▶ What this task involves
Find every line in the records below that holds the word "отметить", and copy it out.

▶ Data shown
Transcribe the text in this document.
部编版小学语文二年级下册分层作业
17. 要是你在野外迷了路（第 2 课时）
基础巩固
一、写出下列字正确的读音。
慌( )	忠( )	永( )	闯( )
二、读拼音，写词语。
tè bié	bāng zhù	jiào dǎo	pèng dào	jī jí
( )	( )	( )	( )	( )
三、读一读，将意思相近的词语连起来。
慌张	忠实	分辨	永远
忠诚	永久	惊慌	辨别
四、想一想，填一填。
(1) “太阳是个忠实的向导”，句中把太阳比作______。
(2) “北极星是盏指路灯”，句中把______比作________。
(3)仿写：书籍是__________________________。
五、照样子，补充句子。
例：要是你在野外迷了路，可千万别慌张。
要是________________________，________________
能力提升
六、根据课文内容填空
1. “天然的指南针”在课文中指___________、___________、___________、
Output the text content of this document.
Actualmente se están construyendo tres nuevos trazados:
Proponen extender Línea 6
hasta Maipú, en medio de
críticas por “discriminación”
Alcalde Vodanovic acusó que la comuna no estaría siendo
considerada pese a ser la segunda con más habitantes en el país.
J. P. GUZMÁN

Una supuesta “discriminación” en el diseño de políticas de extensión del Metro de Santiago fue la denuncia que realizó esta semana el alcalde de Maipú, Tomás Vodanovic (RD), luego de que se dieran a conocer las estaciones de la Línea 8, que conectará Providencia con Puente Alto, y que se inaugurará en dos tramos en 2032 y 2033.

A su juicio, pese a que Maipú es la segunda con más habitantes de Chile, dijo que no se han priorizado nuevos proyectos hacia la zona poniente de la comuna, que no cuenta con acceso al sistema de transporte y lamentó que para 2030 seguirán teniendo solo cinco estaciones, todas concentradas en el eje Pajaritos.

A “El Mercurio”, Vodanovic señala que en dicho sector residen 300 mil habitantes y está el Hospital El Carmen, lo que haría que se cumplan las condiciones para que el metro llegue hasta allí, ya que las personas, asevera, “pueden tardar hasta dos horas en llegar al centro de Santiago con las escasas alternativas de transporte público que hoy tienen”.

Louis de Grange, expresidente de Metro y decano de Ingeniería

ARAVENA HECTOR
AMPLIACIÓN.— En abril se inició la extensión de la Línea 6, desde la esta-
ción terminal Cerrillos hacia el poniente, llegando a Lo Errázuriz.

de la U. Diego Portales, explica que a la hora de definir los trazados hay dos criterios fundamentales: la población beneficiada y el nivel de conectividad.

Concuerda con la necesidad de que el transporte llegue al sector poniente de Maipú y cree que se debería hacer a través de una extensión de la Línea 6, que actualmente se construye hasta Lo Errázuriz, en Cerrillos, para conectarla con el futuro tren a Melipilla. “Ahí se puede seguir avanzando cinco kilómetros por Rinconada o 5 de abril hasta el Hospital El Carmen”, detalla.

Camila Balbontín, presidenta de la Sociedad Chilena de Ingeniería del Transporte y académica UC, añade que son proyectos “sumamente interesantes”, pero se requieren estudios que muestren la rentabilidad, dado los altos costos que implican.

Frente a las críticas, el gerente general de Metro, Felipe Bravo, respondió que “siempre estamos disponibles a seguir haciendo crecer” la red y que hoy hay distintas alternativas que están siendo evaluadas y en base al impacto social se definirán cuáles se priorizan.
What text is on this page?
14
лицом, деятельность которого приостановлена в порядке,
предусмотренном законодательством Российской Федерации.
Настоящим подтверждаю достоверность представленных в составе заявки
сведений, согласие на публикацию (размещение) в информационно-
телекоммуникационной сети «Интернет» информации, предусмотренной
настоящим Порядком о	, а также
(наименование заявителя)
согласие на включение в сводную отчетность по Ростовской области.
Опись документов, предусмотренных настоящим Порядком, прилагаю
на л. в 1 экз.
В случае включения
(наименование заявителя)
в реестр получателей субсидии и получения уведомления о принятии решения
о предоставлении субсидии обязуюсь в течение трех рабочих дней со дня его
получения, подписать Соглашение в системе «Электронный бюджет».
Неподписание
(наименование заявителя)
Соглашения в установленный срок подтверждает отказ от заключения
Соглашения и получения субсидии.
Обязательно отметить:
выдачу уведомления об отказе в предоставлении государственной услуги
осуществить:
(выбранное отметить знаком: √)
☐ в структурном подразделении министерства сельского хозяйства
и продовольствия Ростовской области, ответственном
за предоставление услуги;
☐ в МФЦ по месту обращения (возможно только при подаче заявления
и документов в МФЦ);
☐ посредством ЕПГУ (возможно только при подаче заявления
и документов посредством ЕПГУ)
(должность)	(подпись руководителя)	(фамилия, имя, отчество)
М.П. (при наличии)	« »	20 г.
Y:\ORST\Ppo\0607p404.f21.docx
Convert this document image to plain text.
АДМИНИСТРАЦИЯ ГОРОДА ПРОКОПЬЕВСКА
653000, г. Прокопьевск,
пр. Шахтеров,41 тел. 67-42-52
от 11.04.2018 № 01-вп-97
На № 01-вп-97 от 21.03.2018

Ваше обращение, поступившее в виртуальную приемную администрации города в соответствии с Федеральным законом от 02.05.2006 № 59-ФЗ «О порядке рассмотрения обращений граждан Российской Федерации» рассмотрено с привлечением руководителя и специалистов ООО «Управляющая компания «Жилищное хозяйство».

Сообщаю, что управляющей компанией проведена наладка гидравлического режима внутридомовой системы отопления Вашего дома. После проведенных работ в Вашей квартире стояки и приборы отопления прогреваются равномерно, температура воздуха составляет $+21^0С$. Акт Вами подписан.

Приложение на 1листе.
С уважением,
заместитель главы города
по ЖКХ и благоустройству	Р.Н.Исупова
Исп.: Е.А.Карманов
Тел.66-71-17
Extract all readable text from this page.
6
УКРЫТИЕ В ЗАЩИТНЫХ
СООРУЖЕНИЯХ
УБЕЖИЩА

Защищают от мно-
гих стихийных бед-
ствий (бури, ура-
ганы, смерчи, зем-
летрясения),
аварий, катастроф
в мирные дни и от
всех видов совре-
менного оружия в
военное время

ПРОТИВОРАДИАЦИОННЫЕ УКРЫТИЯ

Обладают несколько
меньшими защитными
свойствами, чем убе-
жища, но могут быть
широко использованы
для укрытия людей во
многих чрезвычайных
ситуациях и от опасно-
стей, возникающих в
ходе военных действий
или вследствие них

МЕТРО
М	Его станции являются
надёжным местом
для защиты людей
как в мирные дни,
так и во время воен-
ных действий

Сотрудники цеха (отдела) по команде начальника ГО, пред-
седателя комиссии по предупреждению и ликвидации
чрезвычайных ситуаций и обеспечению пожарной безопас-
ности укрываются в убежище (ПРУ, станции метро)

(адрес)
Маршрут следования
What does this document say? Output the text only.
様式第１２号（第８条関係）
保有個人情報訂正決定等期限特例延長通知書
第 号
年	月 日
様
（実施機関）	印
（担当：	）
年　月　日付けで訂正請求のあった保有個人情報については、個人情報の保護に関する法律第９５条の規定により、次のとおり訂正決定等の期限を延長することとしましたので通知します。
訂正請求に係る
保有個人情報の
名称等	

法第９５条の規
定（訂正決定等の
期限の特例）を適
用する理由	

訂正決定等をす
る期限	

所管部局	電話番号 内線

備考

▶ The output
Обязательно отметить:
(выбранное отметить знаком: √)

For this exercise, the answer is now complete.